**REQUIRED TASK**
Spot every line with the word "want" and return it.
========
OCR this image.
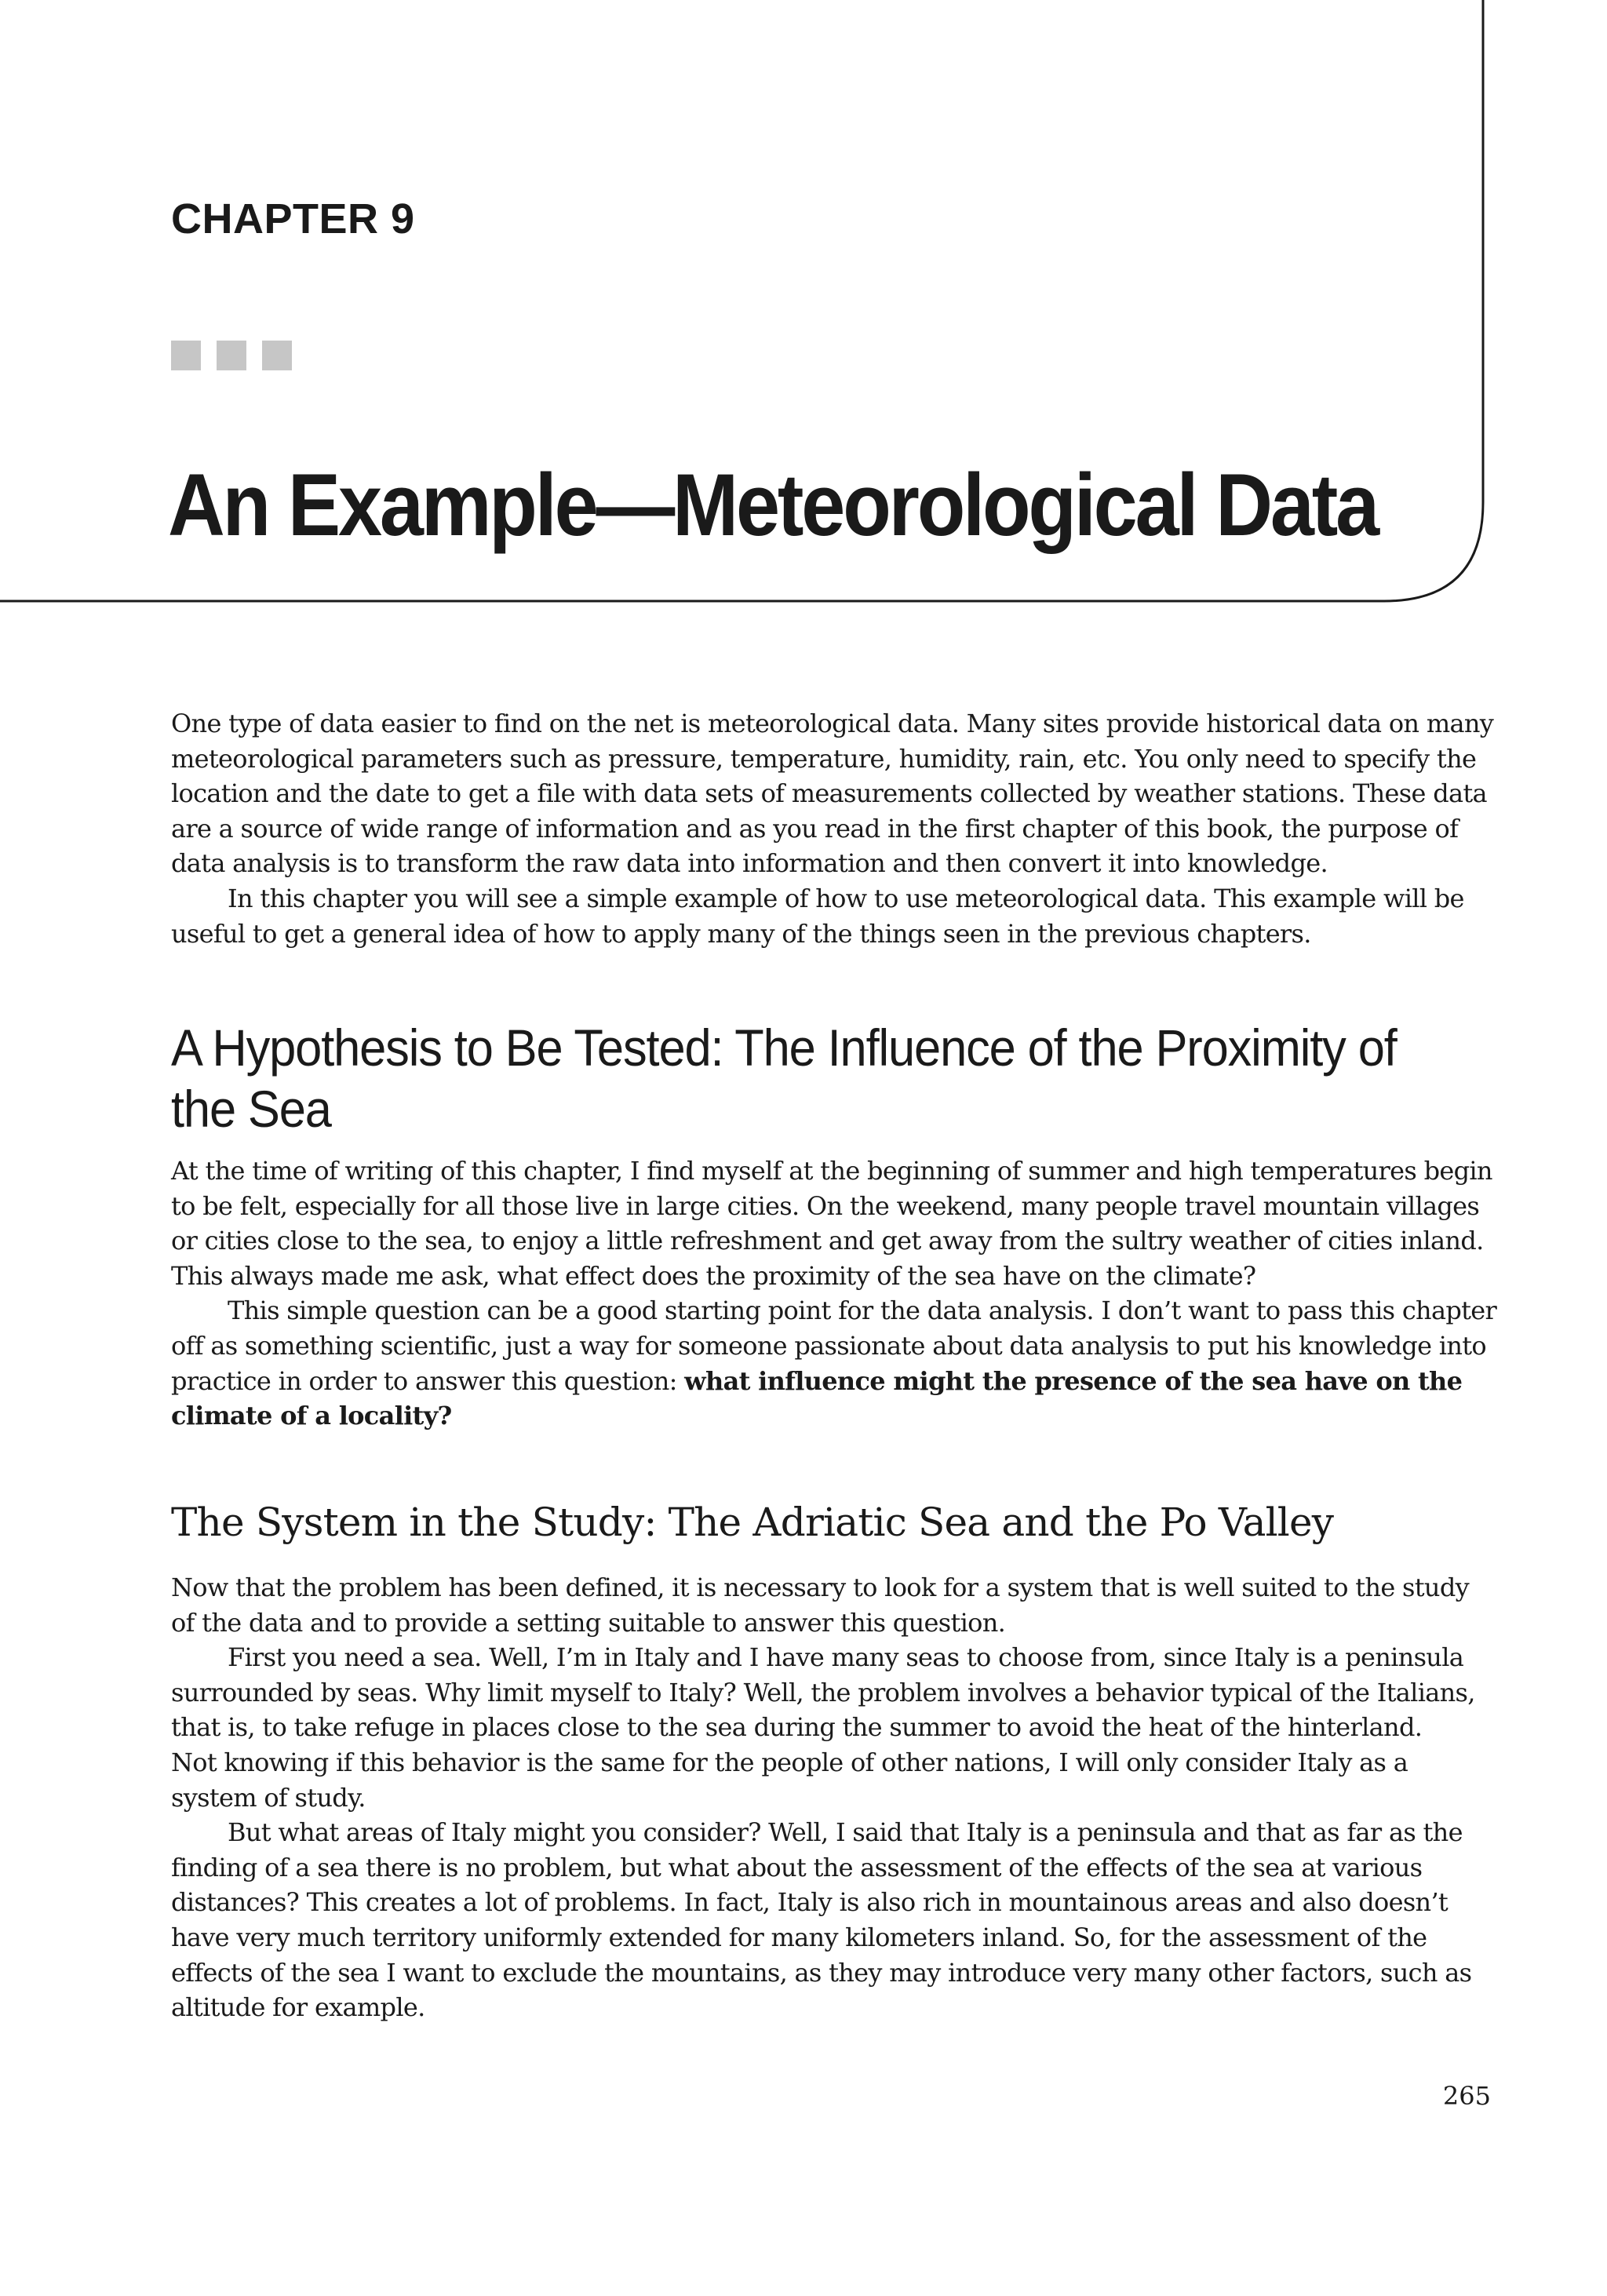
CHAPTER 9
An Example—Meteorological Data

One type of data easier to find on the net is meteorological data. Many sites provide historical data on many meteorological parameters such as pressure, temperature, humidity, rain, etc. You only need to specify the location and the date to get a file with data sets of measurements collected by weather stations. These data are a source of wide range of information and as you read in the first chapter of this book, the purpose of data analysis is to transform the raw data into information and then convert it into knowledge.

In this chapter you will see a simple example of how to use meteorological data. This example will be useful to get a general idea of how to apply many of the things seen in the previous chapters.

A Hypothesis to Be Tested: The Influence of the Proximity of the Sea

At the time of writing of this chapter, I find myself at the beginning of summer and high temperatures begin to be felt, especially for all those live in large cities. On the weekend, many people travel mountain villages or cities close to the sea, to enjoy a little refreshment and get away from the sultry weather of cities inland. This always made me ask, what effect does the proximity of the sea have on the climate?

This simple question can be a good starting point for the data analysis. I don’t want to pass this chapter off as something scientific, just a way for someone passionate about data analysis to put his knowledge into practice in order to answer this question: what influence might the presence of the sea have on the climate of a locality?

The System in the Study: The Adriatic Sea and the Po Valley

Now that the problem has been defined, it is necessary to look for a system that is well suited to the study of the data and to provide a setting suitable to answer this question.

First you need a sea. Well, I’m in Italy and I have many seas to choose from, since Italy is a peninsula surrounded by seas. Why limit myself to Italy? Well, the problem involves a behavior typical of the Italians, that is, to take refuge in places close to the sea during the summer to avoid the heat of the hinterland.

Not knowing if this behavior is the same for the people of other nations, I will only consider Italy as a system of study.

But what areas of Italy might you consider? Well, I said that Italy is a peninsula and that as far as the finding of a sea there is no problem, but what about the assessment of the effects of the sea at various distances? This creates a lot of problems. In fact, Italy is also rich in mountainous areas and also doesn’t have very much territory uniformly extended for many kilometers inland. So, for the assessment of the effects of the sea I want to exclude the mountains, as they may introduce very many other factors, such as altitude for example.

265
========
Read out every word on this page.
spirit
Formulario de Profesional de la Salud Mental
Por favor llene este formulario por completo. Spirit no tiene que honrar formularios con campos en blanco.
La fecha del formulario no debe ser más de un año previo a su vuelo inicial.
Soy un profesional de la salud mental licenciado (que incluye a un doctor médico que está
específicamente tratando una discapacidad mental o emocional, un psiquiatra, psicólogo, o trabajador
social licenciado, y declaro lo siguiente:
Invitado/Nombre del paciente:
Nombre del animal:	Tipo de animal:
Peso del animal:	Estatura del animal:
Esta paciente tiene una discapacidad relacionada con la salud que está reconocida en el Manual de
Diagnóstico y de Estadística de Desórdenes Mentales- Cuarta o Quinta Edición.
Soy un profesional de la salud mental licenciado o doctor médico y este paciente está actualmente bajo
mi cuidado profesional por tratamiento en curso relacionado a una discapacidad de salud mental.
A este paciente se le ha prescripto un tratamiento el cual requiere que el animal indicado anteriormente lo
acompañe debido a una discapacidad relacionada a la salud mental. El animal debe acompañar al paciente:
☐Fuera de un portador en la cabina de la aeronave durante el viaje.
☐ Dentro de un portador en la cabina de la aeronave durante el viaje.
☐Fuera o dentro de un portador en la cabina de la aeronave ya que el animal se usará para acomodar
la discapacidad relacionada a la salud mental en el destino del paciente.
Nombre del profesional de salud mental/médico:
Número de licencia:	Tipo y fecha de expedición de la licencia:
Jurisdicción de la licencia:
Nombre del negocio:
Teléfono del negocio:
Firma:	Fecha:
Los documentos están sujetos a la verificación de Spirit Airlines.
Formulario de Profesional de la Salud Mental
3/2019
========
**ANSWER TO THIS TASK**
This simple question can be a good starting point for the data analysis. I don’t want to pass this chapter off as something scientific, just a way for someone passionate about data analysis to put his knowledge into practice in order to answer this question: what influence might the presence of the sea have on the climate of a locality?
But what areas of Italy might you consider? Well, I said that Italy is a peninsula and that as far as the finding of a sea there is no problem, but what about the assessment of the effects of the sea at various distances? This creates a lot of problems. In fact, Italy is also rich in mountainous areas and also doesn’t have very much territory uniformly extended for many kilometers inland. So, for the assessment of the effects of the sea I want to exclude the mountains, as they may introduce very many other factors, such as altitude for example.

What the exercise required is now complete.